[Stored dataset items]

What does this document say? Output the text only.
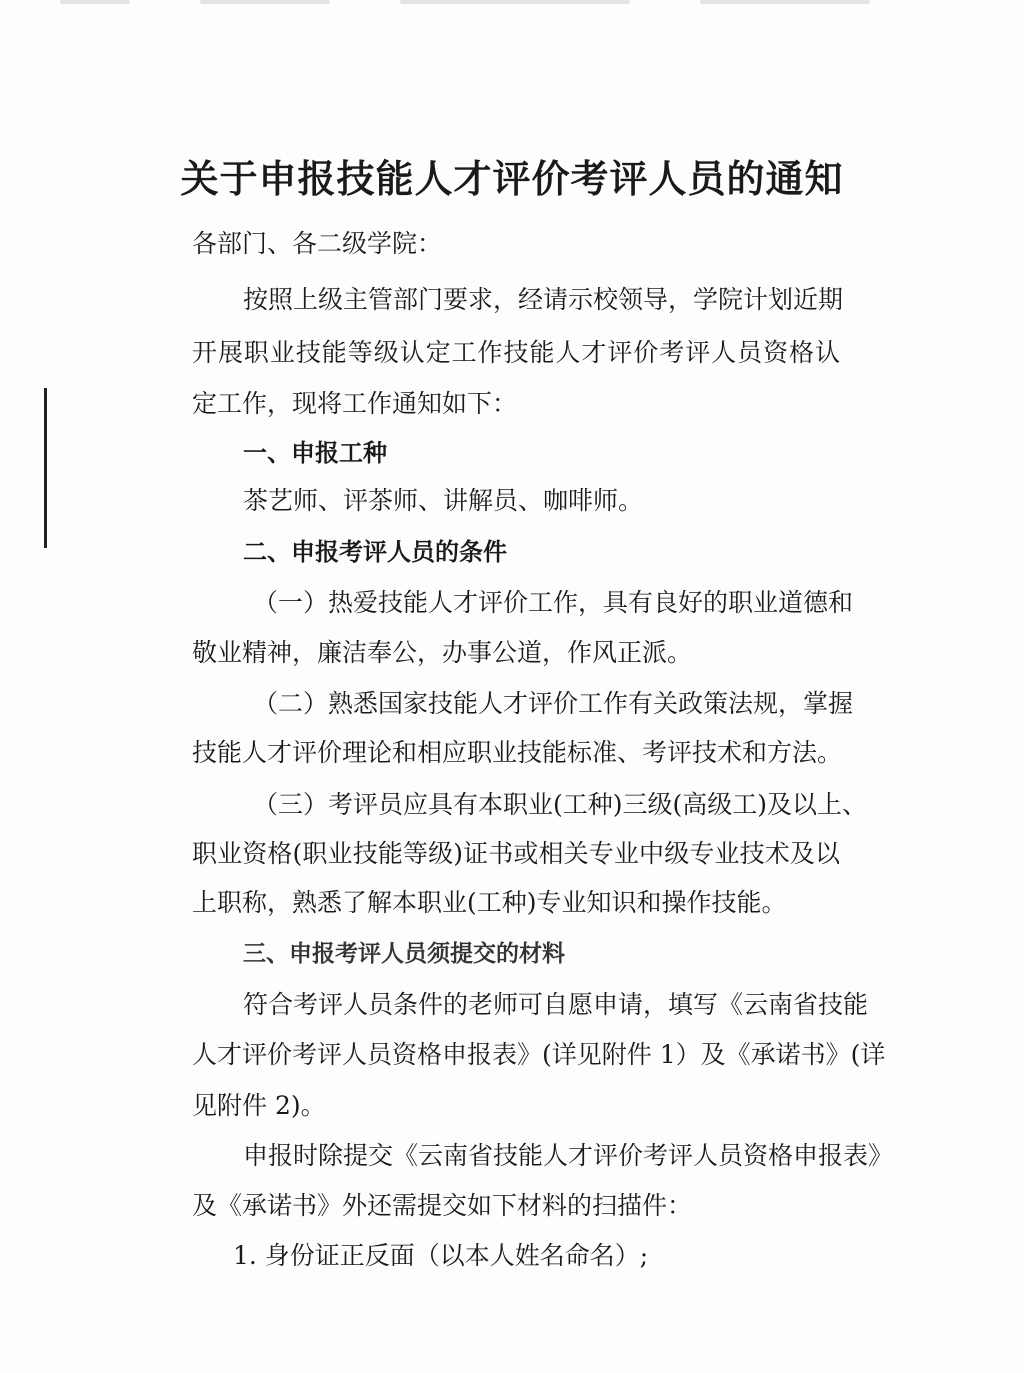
关于申报技能人才评价考评人员的通知

各部门、各二级学院：

按照上级主管部门要求，经请示校领导，学院计划近期

开展职业技能等级认定工作技能人才评价考评人员资格认

定工作，现将工作通知如下：

一、申报工种

茶艺师、评茶师、讲解员、咖啡师。

二、申报考评人员的条件

（一）热爱技能人才评价工作，具有良好的职业道德和

敬业精神，廉洁奉公，办事公道，作风正派。

（二）熟悉国家技能人才评价工作有关政策法规，掌握

技能人才评价理论和相应职业技能标准、考评技术和方法。

（三）考评员应具有本职业(工种)三级(高级工)及以上、

职业资格(职业技能等级)证书或相关专业中级专业技术及以

上职称，熟悉了解本职业(工种)专业知识和操作技能。

三、申报考评人员须提交的材料

符合考评人员条件的老师可自愿申请，填写《云南省技能

人才评价考评人员资格申报表》(详见附件 1）及《承诺书》(详

见附件 2)。

申报时除提交《云南省技能人才评价考评人员资格申报表》

及《承诺书》外还需提交如下材料的扫描件：

1. 身份证正反面（以本人姓名命名）;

- _Required task_:
Every line of text is to be repeated exactly; pictures are left out.

- _Worked answer_:
What does this document say? Output the text only.
关于申报技能人才评价考评人员的通知

各部门、各二级学院：

按照上级主管部门要求，经请示校领导，学院计划近期

开展职业技能等级认定工作技能人才评价考评人员资格认

定工作，现将工作通知如下：

一、申报工种

茶艺师、评茶师、讲解员、咖啡师。

二、申报考评人员的条件

（一）热爱技能人才评价工作，具有良好的职业道德和

敬业精神，廉洁奉公，办事公道，作风正派。

（二）熟悉国家技能人才评价工作有关政策法规，掌握

技能人才评价理论和相应职业技能标准、考评技术和方法。

（三）考评员应具有本职业(工种)三级(高级工)及以上、

职业资格(职业技能等级)证书或相关专业中级专业技术及以

上职称，熟悉了解本职业(工种)专业知识和操作技能。

三、申报考评人员须提交的材料

符合考评人员条件的老师可自愿申请，填写《云南省技能

人才评价考评人员资格申报表》(详见附件 1）及《承诺书》(详

见附件 2)。

申报时除提交《云南省技能人才评价考评人员资格申报表》

及《承诺书》外还需提交如下材料的扫描件：

1. 身份证正反面（以本人姓名命名）;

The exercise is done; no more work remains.